**WRITTEN TASK**: Return the whole listing, keeping every character the same.
■ ■ ■ ■ ■
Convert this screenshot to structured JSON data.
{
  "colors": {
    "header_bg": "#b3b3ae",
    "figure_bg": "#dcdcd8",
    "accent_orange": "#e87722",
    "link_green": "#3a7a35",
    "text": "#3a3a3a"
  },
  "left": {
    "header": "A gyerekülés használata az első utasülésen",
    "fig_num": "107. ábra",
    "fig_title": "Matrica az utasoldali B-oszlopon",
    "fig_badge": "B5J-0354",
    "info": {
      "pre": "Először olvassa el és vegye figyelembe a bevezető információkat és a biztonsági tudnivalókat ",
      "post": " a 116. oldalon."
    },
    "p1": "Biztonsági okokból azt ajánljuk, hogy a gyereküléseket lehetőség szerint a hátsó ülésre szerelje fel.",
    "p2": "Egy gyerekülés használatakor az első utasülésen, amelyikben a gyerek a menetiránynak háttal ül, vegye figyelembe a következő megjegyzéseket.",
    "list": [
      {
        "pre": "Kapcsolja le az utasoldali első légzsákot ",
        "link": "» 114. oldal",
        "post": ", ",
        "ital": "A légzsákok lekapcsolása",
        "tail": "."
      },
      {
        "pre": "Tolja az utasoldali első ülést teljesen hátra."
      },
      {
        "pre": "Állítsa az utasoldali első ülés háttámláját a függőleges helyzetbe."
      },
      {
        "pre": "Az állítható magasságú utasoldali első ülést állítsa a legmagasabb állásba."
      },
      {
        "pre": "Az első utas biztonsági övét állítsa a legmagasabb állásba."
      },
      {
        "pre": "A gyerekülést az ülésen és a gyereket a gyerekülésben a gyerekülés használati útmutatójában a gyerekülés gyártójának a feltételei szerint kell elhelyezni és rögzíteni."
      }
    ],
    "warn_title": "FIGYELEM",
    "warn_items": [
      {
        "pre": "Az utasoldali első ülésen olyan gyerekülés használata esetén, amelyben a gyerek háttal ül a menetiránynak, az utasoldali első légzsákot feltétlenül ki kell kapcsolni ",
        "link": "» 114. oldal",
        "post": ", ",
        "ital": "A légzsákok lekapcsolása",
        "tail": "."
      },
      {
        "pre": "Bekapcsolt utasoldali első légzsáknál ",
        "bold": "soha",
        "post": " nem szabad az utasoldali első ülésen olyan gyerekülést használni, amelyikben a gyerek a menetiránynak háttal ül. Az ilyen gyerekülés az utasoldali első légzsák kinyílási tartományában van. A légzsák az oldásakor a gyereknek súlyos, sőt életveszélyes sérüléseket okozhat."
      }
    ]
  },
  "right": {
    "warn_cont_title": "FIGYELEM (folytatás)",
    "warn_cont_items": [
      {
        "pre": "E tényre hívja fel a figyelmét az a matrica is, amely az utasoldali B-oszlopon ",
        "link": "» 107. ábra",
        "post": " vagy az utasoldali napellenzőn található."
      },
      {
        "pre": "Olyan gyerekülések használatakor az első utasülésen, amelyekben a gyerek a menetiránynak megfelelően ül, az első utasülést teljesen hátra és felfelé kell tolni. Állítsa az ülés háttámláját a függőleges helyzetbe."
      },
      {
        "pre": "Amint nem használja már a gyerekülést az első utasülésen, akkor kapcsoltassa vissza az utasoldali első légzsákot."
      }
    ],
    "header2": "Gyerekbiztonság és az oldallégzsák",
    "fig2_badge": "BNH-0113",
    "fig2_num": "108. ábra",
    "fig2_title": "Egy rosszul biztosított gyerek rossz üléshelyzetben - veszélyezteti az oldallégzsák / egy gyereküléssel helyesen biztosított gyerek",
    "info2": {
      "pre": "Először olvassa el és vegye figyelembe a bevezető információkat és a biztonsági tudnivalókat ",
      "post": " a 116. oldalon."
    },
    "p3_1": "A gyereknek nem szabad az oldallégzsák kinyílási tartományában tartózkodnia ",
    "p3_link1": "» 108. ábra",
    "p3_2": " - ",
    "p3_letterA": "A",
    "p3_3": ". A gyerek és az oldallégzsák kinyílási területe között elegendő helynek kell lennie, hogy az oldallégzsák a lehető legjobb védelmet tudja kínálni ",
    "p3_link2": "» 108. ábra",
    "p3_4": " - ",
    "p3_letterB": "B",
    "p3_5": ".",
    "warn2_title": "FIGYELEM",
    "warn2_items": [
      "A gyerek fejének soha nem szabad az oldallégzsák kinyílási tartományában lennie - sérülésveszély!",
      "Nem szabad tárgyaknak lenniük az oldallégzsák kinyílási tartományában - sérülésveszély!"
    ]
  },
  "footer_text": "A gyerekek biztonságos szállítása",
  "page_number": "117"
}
■ ■ ■ ■ ■
**ANSWER TO THE EXERCISE**:
Convert this screenshot to structured JSON data.
{
  "colors": {
    "header_bg": "#b3b3ae",
    "figure_bg": "#dcdcd8",
    "accent_orange": "#e87722",
    "link_green": "#3a7a35",
    "text": "#3a3a3a"
  },
  "left": {
    "header": "A gyerekülés használata az első utasülésen",
    "fig_num": "107. ábra",
    "fig_title": "Matrica az utasoldali B-oszlopon",
    "fig_badge": "B5J-0354",
    "info": {
      "pre": "Először olvassa el és vegye figyelembe a bevezető információkat és a biztonsági tudnivalókat ",
      "post": " a 116. oldalon."
    },
    "p1": "Biztonsági okokból azt ajánljuk, hogy a gyereküléseket lehetőség szerint a hátsó ülésre szerelje fel.",
    "p2": "Egy gyerekülés használatakor az első utasülésen, amelyikben a gyerek a menetiránynak háttal ül, vegye figyelembe a következő megjegyzéseket.",
    "list": [
      {
        "pre": "Kapcsolja le az utasoldali első légzsákot ",
        "link": "» 114. oldal",
        "post": ", ",
        "ital": "A légzsákok lekapcsolása",
        "tail": "."
      },
      {
        "pre": "Tolja az utasoldali első ülést teljesen hátra."
      },
      {
        "pre": "Állítsa az utasoldali első ülés háttámláját a függőleges helyzetbe."
      },
      {
        "pre": "Az állítható magasságú utasoldali első ülést állítsa a legmagasabb állásba."
      },
      {
        "pre": "Az első utas biztonsági övét állítsa a legmagasabb állásba."
      },
      {
        "pre": "A gyerekülést az ülésen és a gyereket a gyerekülésben a gyerekülés használati útmutatójában a gyerekülés gyártójának a feltételei szerint kell elhelyezni és rögzíteni."
      }
    ],
    "warn_title": "FIGYELEM",
    "warn_items": [
      {
        "pre": "Az utasoldali első ülésen olyan gyerekülés használata esetén, amelyben a gyerek háttal ül a menetiránynak, az utasoldali első légzsákot feltétlenül ki kell kapcsolni ",
        "link": "» 114. oldal",
        "post": ", ",
        "ital": "A légzsákok lekapcsolása",
        "tail": "."
      },
      {
        "pre": "Bekapcsolt utasoldali első légzsáknál ",
        "bold": "soha",
        "post": " nem szabad az utasoldali első ülésen olyan gyerekülést használni, amelyikben a gyerek a menetiránynak háttal ül. Az ilyen gyerekülés az utasoldali első légzsák kinyílási tartományában van. A légzsák az oldásakor a gyereknek súlyos, sőt életveszélyes sérüléseket okozhat."
      }
    ]
  },
  "right": {
    "warn_cont_title": "FIGYELEM (folytatás)",
    "warn_cont_items": [
      {
        "pre": "E tényre hívja fel a figyelmét az a matrica is, amely az utasoldali B-oszlopon ",
        "link": "» 107. ábra",
        "post": " vagy az utasoldali napellenzőn található."
      },
      {
        "pre": "Olyan gyerekülések használatakor az első utasülésen, amelyekben a gyerek a menetiránynak megfelelően ül, az első utasülést teljesen hátra és felfelé kell tolni. Állítsa az ülés háttámláját a függőleges helyzetbe."
      },
      {
        "pre": "Amint nem használja már a gyerekülést az első utasülésen, akkor kapcsoltassa vissza az utasoldali első légzsákot."
      }
    ],
    "header2": "Gyerekbiztonság és az oldallégzsák",
    "fig2_badge": "BNH-0113",
    "fig2_num": "108. ábra",
    "fig2_title": "Egy rosszul biztosított gyerek rossz üléshelyzetben - veszélyezteti az oldallégzsák / egy gyereküléssel helyesen biztosított gyerek",
    "info2": {
      "pre": "Először olvassa el és vegye figyelembe a bevezető információkat és a biztonsági tudnivalókat ",
      "post": " a 116. oldalon."
    },
    "p3_1": "A gyereknek nem szabad az oldallégzsák kinyílási tartományában tartózkodnia ",
    "p3_link1": "» 108. ábra",
    "p3_2": " - ",
    "p3_letterA": "A",
    "p3_3": ". A gyerek és az oldallégzsák kinyílási területe között elegendő helynek kell lennie, hogy az oldallégzsák a lehető legjobb védelmet tudja kínálni ",
    "p3_link2": "» 108. ábra",
    "p3_4": " - ",
    "p3_letterB": "B",
    "p3_5": ".",
    "warn2_title": "FIGYELEM",
    "warn2_items": [
      "A gyerek fejének soha nem szabad az oldallégzsák kinyílási tartományában lennie - sérülésveszély!",
      "Nem szabad tárgyaknak lenniük az oldallégzsák kinyílási tartományában - sérülésveszély!"
    ]
  },
  "footer_text": "A gyerekek biztonságos szállítása",
  "page_number": "117"
}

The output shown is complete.